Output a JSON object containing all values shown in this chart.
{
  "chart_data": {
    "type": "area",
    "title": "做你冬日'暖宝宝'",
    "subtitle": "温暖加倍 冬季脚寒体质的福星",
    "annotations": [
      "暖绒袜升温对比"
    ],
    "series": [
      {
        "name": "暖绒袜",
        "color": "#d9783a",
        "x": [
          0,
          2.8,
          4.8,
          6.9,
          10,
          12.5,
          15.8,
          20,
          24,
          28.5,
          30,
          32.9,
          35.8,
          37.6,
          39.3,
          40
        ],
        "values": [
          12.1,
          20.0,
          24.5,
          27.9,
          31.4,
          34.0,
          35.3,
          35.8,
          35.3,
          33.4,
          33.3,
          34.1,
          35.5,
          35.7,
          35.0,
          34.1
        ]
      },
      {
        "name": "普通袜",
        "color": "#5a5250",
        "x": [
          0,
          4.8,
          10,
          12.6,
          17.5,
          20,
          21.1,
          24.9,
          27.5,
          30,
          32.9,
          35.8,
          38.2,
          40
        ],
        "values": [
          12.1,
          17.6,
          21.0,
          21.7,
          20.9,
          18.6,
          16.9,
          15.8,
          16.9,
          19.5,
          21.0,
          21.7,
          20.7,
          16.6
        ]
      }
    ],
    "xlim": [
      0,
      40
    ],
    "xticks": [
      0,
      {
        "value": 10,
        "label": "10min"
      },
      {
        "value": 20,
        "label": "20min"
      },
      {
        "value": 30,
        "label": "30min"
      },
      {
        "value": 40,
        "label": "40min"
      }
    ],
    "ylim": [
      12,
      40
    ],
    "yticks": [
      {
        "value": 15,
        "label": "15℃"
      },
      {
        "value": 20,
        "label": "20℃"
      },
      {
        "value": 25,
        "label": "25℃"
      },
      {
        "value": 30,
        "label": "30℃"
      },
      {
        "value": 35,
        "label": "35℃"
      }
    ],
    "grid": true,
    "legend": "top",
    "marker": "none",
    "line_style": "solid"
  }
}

==

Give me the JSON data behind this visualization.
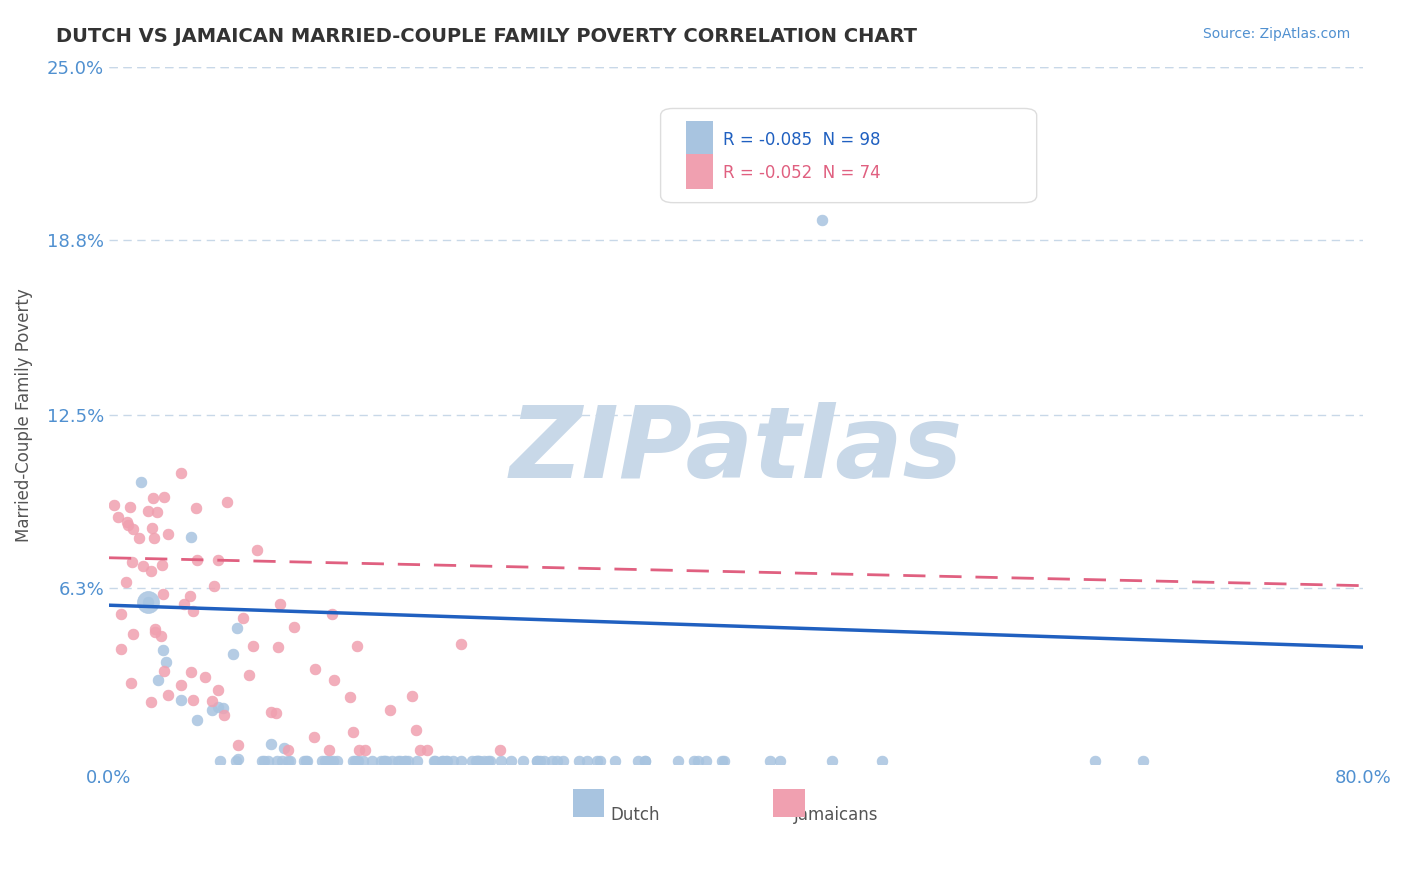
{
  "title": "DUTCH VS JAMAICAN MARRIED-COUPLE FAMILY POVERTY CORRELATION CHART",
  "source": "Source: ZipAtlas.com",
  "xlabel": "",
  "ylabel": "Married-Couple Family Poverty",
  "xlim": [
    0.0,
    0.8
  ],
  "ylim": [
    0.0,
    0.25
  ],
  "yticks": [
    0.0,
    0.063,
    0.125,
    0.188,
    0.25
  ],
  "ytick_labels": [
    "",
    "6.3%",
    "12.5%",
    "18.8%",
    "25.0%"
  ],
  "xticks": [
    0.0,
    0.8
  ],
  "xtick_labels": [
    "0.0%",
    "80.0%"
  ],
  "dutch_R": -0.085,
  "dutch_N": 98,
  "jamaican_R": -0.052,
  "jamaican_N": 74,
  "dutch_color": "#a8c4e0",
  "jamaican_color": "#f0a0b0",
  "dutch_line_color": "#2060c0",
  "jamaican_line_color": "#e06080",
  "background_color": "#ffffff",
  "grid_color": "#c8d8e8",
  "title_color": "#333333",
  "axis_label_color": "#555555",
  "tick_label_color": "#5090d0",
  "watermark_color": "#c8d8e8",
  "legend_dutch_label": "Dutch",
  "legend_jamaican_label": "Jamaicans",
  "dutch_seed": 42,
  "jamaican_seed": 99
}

• **Exercise directions**
Only lines with the word "this" should be collected from the material.

• **Worked answer**
Output a JSON object containing all values shown in this chart.
Give me the JSON data behind this visualization.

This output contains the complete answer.